--- Request ---
Scan the lines below for the word "情報システム論". Copy each line you find it in.

(Data listing)
* * *

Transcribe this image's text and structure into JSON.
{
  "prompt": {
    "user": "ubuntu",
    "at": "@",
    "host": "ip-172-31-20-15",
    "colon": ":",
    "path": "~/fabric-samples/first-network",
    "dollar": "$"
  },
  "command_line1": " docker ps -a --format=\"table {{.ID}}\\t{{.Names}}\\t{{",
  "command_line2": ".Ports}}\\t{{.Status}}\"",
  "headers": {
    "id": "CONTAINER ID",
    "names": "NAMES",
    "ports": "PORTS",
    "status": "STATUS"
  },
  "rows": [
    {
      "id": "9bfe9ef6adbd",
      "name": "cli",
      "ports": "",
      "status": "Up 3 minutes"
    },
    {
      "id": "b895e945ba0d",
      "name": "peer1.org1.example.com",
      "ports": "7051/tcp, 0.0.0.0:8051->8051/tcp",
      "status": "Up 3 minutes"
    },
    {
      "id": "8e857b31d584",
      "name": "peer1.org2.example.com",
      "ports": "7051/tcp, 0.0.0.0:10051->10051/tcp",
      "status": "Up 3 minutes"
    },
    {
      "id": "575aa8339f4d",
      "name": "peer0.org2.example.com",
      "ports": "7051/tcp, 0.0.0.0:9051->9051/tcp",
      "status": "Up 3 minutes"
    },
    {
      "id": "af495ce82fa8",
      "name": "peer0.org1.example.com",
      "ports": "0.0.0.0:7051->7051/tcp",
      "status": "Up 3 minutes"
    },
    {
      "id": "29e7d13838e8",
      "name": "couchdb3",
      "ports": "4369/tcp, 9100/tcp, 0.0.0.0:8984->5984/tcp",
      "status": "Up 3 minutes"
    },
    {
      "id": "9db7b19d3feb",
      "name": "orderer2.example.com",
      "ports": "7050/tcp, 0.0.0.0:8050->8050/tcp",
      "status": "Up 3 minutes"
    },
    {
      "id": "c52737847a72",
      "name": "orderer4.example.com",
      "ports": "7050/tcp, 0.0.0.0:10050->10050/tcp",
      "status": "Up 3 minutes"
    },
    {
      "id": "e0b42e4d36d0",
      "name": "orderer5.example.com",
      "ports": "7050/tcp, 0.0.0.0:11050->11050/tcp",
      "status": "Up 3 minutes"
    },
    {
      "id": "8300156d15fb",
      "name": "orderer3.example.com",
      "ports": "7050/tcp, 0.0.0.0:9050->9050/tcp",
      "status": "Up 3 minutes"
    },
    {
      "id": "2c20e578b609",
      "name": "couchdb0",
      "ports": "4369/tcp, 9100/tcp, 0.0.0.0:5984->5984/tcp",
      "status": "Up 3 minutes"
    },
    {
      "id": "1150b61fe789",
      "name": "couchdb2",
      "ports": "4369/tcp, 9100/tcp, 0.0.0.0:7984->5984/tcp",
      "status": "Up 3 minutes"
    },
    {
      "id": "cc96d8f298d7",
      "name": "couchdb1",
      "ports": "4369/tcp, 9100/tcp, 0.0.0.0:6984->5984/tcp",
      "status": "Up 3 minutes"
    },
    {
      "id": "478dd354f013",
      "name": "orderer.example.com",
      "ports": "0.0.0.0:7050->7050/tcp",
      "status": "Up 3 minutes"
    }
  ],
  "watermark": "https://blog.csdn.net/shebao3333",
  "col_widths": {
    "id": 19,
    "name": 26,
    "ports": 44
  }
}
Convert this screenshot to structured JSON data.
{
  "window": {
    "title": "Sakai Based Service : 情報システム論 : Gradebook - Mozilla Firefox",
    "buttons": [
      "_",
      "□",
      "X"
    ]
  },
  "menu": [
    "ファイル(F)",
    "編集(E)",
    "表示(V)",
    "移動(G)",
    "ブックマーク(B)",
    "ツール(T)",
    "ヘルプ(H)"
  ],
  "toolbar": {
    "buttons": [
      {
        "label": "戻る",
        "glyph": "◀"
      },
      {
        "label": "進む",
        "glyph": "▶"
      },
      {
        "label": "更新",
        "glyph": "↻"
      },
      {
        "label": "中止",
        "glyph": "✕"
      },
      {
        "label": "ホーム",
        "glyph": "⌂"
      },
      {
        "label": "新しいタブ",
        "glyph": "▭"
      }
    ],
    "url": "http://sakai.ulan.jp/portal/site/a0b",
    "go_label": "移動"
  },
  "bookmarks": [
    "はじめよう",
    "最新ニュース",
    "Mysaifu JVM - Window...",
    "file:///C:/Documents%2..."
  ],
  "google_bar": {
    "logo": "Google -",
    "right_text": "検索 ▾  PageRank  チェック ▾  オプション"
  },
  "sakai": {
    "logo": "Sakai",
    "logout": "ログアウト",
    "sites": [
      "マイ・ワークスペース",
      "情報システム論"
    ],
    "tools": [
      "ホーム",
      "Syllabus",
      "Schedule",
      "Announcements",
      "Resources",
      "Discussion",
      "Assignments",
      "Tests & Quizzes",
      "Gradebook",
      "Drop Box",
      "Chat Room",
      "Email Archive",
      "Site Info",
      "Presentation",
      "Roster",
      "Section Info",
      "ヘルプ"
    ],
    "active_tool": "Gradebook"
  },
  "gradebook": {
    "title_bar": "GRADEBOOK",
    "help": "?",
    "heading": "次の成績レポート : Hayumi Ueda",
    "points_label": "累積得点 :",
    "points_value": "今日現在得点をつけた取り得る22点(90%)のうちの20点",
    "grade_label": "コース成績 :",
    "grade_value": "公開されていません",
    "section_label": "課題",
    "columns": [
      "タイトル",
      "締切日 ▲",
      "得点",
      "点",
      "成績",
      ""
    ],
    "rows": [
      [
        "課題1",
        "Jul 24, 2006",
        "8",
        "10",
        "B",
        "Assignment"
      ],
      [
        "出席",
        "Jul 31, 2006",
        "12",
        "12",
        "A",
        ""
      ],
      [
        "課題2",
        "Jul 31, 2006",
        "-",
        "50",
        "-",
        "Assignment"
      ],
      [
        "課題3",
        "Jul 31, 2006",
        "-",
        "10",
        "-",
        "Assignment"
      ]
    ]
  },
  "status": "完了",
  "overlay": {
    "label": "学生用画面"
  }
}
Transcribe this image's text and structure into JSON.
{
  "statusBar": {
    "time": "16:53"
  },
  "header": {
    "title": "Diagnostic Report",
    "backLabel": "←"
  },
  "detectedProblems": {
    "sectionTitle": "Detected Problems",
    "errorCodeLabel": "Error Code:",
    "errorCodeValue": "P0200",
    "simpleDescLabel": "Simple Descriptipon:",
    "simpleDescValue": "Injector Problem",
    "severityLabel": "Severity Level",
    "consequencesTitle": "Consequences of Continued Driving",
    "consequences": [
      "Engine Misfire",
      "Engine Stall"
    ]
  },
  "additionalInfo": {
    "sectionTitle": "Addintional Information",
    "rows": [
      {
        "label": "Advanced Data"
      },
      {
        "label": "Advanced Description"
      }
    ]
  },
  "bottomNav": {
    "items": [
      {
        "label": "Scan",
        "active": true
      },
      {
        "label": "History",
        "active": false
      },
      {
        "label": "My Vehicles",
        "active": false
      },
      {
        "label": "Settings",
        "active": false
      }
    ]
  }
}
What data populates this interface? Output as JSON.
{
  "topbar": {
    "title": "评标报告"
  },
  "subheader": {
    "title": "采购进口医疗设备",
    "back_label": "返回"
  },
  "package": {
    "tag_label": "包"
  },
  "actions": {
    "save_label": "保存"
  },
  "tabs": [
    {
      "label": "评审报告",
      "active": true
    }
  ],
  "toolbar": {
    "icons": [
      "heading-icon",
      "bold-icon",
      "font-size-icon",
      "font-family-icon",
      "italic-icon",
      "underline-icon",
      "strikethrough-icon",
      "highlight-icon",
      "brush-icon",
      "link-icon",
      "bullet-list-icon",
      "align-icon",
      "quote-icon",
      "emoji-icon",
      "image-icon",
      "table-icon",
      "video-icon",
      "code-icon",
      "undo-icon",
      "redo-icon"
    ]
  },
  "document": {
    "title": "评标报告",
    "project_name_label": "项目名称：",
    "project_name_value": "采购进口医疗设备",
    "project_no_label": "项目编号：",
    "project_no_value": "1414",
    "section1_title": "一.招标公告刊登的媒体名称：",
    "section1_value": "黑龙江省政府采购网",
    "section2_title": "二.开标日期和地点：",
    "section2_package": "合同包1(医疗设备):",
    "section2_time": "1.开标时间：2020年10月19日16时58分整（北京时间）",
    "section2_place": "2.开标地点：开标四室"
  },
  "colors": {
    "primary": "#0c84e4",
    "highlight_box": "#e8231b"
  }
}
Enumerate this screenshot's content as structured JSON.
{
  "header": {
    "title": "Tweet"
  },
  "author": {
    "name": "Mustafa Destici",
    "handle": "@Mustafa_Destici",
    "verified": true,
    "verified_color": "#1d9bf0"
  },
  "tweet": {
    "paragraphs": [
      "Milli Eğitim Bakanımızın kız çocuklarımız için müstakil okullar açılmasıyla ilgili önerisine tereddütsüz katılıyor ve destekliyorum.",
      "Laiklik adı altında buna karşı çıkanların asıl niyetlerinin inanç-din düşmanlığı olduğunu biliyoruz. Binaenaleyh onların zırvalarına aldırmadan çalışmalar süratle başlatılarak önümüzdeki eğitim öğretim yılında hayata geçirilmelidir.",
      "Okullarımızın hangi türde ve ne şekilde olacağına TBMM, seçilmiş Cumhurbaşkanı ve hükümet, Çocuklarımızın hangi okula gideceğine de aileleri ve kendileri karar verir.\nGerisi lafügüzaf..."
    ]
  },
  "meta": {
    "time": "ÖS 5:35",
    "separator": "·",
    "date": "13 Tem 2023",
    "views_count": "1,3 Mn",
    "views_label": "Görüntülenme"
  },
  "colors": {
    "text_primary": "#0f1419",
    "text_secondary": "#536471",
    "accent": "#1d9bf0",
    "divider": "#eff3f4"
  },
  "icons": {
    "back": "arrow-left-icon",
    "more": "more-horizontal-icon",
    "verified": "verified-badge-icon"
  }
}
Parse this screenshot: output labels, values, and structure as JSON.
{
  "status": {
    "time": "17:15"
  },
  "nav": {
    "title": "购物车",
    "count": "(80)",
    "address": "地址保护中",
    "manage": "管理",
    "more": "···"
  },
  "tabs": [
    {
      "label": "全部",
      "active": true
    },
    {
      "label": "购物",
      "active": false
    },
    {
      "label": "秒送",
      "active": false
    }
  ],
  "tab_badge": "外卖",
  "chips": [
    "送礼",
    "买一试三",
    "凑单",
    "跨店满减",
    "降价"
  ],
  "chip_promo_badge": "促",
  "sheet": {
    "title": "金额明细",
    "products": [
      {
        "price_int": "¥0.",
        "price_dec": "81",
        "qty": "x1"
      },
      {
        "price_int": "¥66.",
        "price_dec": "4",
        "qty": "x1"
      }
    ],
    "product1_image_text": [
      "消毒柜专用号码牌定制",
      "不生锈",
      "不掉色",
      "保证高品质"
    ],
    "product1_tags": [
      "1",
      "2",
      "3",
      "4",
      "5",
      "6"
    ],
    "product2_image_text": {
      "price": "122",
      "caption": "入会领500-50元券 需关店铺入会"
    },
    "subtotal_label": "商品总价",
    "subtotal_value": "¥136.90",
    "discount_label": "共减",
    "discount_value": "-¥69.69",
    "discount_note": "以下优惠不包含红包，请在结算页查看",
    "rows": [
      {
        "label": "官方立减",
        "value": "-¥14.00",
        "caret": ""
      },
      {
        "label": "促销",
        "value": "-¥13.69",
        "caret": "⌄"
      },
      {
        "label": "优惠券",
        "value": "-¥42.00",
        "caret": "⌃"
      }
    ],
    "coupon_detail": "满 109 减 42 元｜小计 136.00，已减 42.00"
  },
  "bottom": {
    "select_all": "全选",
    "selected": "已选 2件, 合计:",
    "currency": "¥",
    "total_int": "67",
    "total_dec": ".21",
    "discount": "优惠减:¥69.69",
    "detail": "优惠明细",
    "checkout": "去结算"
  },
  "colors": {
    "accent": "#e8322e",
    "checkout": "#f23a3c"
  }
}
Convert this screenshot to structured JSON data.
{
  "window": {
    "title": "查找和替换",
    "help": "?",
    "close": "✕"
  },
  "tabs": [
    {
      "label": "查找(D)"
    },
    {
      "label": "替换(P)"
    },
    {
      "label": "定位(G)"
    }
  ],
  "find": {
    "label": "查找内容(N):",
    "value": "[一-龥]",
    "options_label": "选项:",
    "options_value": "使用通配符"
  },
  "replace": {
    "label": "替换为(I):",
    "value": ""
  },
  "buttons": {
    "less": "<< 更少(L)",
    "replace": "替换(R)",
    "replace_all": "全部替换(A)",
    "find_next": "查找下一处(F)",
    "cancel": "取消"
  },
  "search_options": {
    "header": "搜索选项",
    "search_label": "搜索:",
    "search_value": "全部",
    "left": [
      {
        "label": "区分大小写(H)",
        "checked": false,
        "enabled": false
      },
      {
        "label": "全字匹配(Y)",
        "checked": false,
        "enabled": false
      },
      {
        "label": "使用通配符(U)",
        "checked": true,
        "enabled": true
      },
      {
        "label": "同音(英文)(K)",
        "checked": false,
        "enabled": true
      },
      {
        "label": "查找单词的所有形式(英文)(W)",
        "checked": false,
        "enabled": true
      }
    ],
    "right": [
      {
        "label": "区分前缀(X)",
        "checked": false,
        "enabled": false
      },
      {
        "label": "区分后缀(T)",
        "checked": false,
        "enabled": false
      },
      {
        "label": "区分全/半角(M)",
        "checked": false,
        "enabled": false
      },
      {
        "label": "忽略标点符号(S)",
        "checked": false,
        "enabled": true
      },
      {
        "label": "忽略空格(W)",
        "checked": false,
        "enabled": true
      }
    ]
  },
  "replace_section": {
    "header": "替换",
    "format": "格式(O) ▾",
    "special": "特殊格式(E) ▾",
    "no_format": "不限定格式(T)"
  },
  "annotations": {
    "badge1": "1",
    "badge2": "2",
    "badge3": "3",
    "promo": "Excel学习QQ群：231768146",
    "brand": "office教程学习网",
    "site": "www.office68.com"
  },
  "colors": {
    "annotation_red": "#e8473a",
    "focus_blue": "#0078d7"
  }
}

* * *

--- Expected answer ---
    "title": "Sakai Based Service : 情報システム論 : Gradebook - Mozilla Firefox",
      "情報システム論"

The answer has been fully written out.